Written exercise =
Reproduce every record below exactly as written, but leave out any pictures.

-- begin Data excerpts --

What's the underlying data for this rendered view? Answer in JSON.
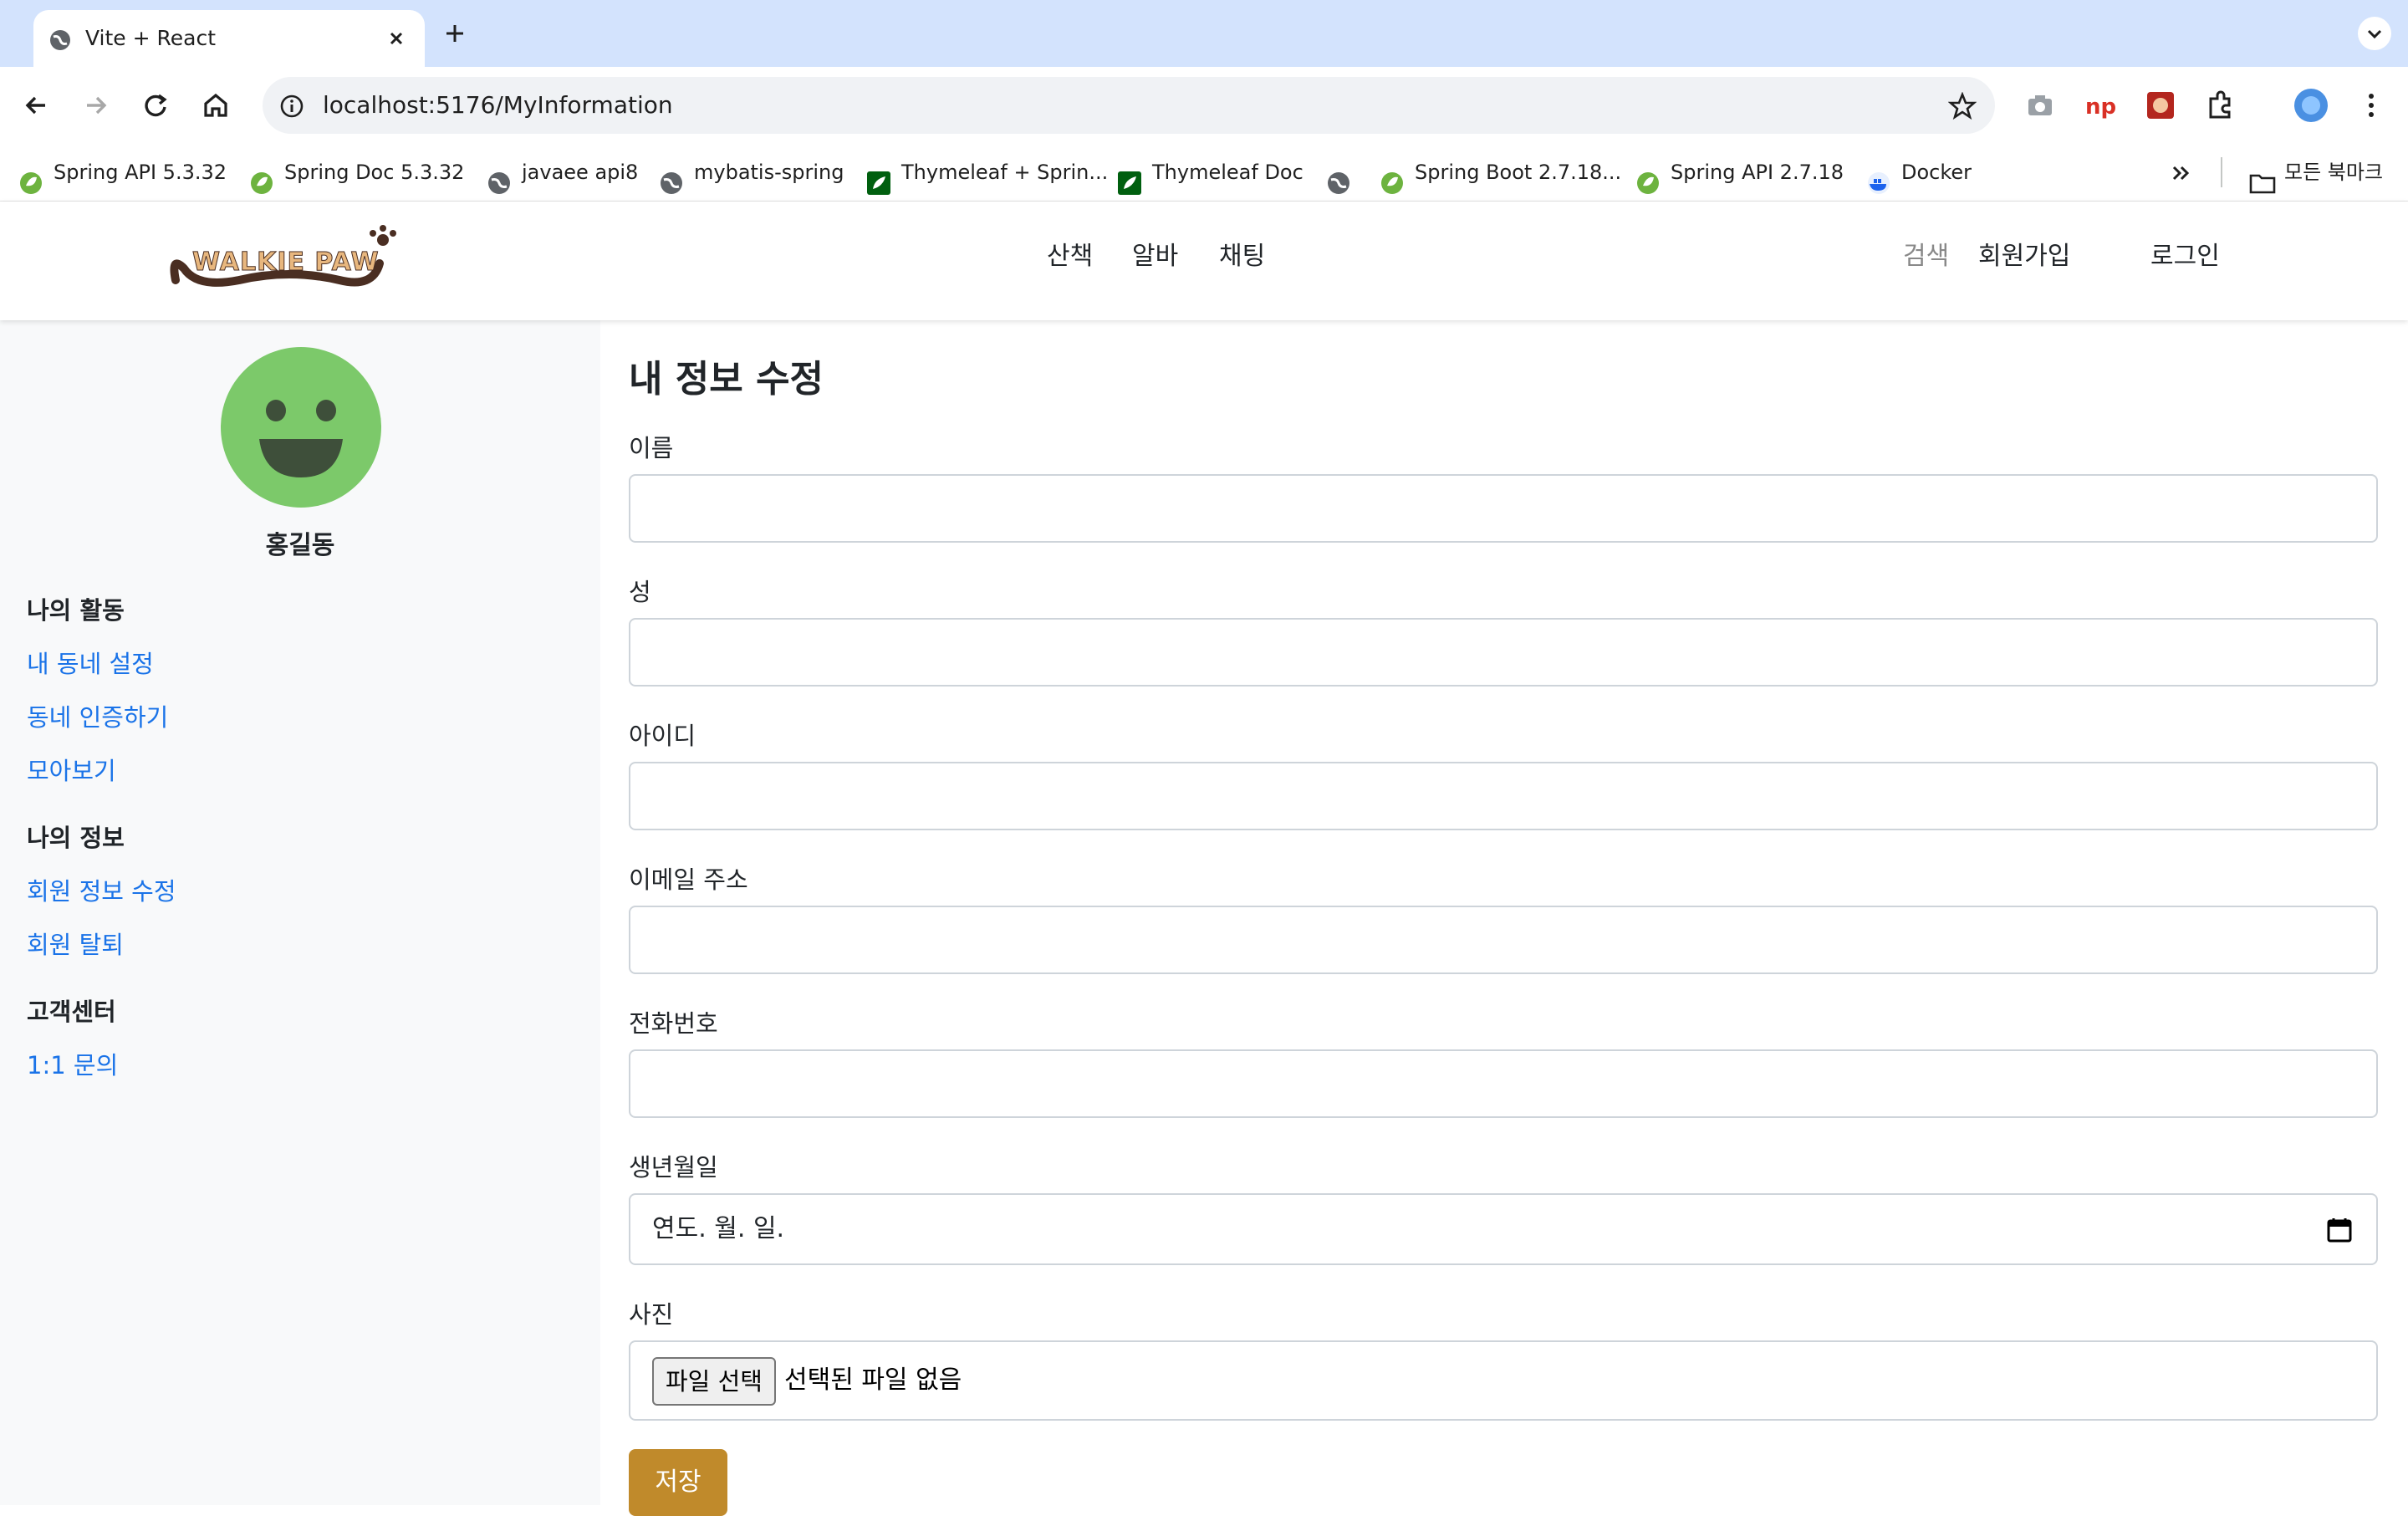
{
  "browser": {
    "tab_title": "Vite + React",
    "url": "localhost:5176/MyInformation",
    "bookmarks": [
      {
        "label": "Spring API 5.3.32",
        "icon": "spring-icon"
      },
      {
        "label": "Spring Doc 5.3.32",
        "icon": "spring-icon"
      },
      {
        "label": "javaee api8",
        "icon": "globe-icon"
      },
      {
        "label": "mybatis-spring",
        "icon": "globe-icon"
      },
      {
        "label": "Thymeleaf + Sprin...",
        "icon": "thymeleaf-icon"
      },
      {
        "label": "Thymeleaf Doc",
        "icon": "thymeleaf-icon"
      },
      {
        "label": "",
        "icon": "globe-icon"
      },
      {
        "label": "Spring Boot 2.7.18...",
        "icon": "spring-icon"
      },
      {
        "label": "Spring API  2.7.18",
        "icon": "spring-icon"
      },
      {
        "label": "Docker",
        "icon": "docker-icon"
      }
    ],
    "all_bookmarks": "모든 북마크"
  },
  "header": {
    "logo_text": "WALKIE PAW",
    "nav": [
      "산책",
      "알바",
      "채팅"
    ],
    "search": "검색",
    "signup": "회원가입",
    "login": "로그인",
    "colors": {
      "search": "#888888",
      "text": "#212529"
    }
  },
  "sidebar": {
    "username": "홍길동",
    "avatar_color": "#7cc96a",
    "sections": [
      {
        "title": "나의 활동",
        "links": [
          "내 동네 설정",
          "동네 인증하기",
          "모아보기"
        ]
      },
      {
        "title": "나의 정보",
        "links": [
          "회원 정보 수정",
          "회원 탈퇴"
        ]
      },
      {
        "title": "고객센터",
        "links": [
          "1:1 문의"
        ]
      }
    ],
    "link_color": "#1a73e8"
  },
  "form": {
    "title": "내 정보 수정",
    "fields": [
      {
        "label": "이름",
        "value": ""
      },
      {
        "label": "성",
        "value": ""
      },
      {
        "label": "아이디",
        "value": ""
      },
      {
        "label": "이메일 주소",
        "value": ""
      },
      {
        "label": "전화번호",
        "value": ""
      }
    ],
    "birth_label": "생년월일",
    "birth_placeholder": "연도. 월. 일.",
    "photo_label": "사진",
    "file_button": "파일 선택",
    "file_status": "선택된 파일 없음",
    "save": "저장",
    "save_color": "#c08a2b"
  }
}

-- end Data excerpts --

Expected output =
What's the underlying data for this rendered view? Answer in JSON.
{
  "browser": {
    "tab_title": "Vite + React",
    "url": "localhost:5176/MyInformation",
    "bookmarks": [
      {
        "label": "Spring API 5.3.32",
        "icon": "spring-icon"
      },
      {
        "label": "Spring Doc 5.3.32",
        "icon": "spring-icon"
      },
      {
        "label": "javaee api8",
        "icon": "globe-icon"
      },
      {
        "label": "mybatis-spring",
        "icon": "globe-icon"
      },
      {
        "label": "Thymeleaf + Sprin...",
        "icon": "thymeleaf-icon"
      },
      {
        "label": "Thymeleaf Doc",
        "icon": "thymeleaf-icon"
      },
      {
        "label": "",
        "icon": "globe-icon"
      },
      {
        "label": "Spring Boot 2.7.18...",
        "icon": "spring-icon"
      },
      {
        "label": "Spring API  2.7.18",
        "icon": "spring-icon"
      },
      {
        "label": "Docker",
        "icon": "docker-icon"
      }
    ],
    "all_bookmarks": "모든 북마크"
  },
  "header": {
    "logo_text": "WALKIE PAW",
    "nav": [
      "산책",
      "알바",
      "채팅"
    ],
    "search": "검색",
    "signup": "회원가입",
    "login": "로그인",
    "colors": {
      "search": "#888888",
      "text": "#212529"
    }
  },
  "sidebar": {
    "username": "홍길동",
    "avatar_color": "#7cc96a",
    "sections": [
      {
        "title": "나의 활동",
        "links": [
          "내 동네 설정",
          "동네 인증하기",
          "모아보기"
        ]
      },
      {
        "title": "나의 정보",
        "links": [
          "회원 정보 수정",
          "회원 탈퇴"
        ]
      },
      {
        "title": "고객센터",
        "links": [
          "1:1 문의"
        ]
      }
    ],
    "link_color": "#1a73e8"
  },
  "form": {
    "title": "내 정보 수정",
    "fields": [
      {
        "label": "이름",
        "value": ""
      },
      {
        "label": "성",
        "value": ""
      },
      {
        "label": "아이디",
        "value": ""
      },
      {
        "label": "이메일 주소",
        "value": ""
      },
      {
        "label": "전화번호",
        "value": ""
      }
    ],
    "birth_label": "생년월일",
    "birth_placeholder": "연도. 월. 일.",
    "photo_label": "사진",
    "file_button": "파일 선택",
    "file_status": "선택된 파일 없음",
    "save": "저장",
    "save_color": "#c08a2b"
  }
}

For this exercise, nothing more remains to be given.